▶ _Job_
Your task is to transcribe all of the data below exactly, omitting the images.
--- Start Given records ---
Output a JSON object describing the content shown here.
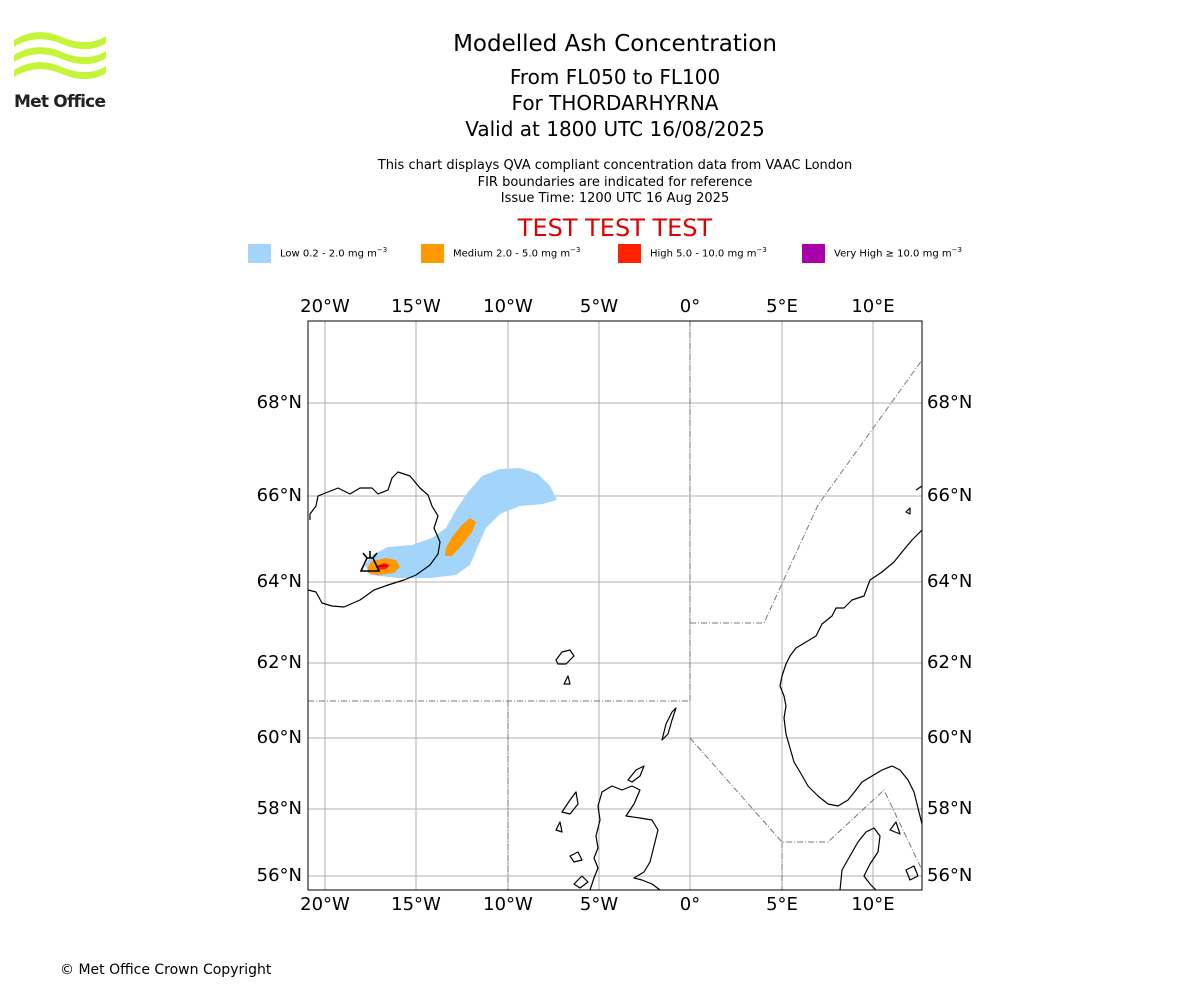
{
  "header": {
    "logo_text": "Met Office",
    "title": "Modelled Ash Concentration",
    "flight_levels": "From FL050 to FL100",
    "volcano": "For THORDARHYRNA",
    "valid": "Valid at 1800 UTC 16/08/2025",
    "desc1": "This chart displays QVA compliant concentration data from VAAC London",
    "desc2": "FIR boundaries are indicated for reference",
    "issue": "Issue Time: 1200 UTC 16 Aug 2025",
    "test_banner": "TEST TEST TEST"
  },
  "legend": [
    {
      "label": "Low 0.2 - 2.0 mg m",
      "unit_exp": "−3",
      "color": "#a3d5fb"
    },
    {
      "label": "Medium 2.0 - 5.0 mg m",
      "unit_exp": "−3",
      "color": "#ff9900"
    },
    {
      "label": "High 5.0 - 10.0 mg m",
      "unit_exp": "−3",
      "color": "#ff2200"
    },
    {
      "label": "Very High  ≥  10.0 mg m",
      "unit_exp": "−3",
      "color": "#aa00aa"
    }
  ],
  "map": {
    "lon_range": [
      -22,
      12.5
    ],
    "lat_range": [
      55.7,
      69.8
    ],
    "lon_ticks": [
      "20°W",
      "15°W",
      "10°W",
      "5°W",
      "0°",
      "5°E",
      "10°E"
    ],
    "lat_ticks": [
      "68°N",
      "66°N",
      "64°N",
      "62°N",
      "60°N",
      "58°N",
      "56°N"
    ],
    "gridlines": true
  },
  "footer": {
    "copyright": "© Met Office Crown Copyright"
  }
}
--- End Given records ---
▶ _Output_
Output a JSON object describing the content shown here.
{
  "header": {
    "logo_text": "Met Office",
    "title": "Modelled Ash Concentration",
    "flight_levels": "From FL050 to FL100",
    "volcano": "For THORDARHYRNA",
    "valid": "Valid at 1800 UTC 16/08/2025",
    "desc1": "This chart displays QVA compliant concentration data from VAAC London",
    "desc2": "FIR boundaries are indicated for reference",
    "issue": "Issue Time: 1200 UTC 16 Aug 2025",
    "test_banner": "TEST TEST TEST"
  },
  "legend": [
    {
      "label": "Low 0.2 - 2.0 mg m",
      "unit_exp": "−3",
      "color": "#a3d5fb"
    },
    {
      "label": "Medium 2.0 - 5.0 mg m",
      "unit_exp": "−3",
      "color": "#ff9900"
    },
    {
      "label": "High 5.0 - 10.0 mg m",
      "unit_exp": "−3",
      "color": "#ff2200"
    },
    {
      "label": "Very High  ≥  10.0 mg m",
      "unit_exp": "−3",
      "color": "#aa00aa"
    }
  ],
  "map": {
    "lon_range": [
      -22,
      12.5
    ],
    "lat_range": [
      55.7,
      69.8
    ],
    "lon_ticks": [
      "20°W",
      "15°W",
      "10°W",
      "5°W",
      "0°",
      "5°E",
      "10°E"
    ],
    "lat_ticks": [
      "68°N",
      "66°N",
      "64°N",
      "62°N",
      "60°N",
      "58°N",
      "56°N"
    ],
    "gridlines": true
  },
  "footer": {
    "copyright": "© Met Office Crown Copyright"
  }
}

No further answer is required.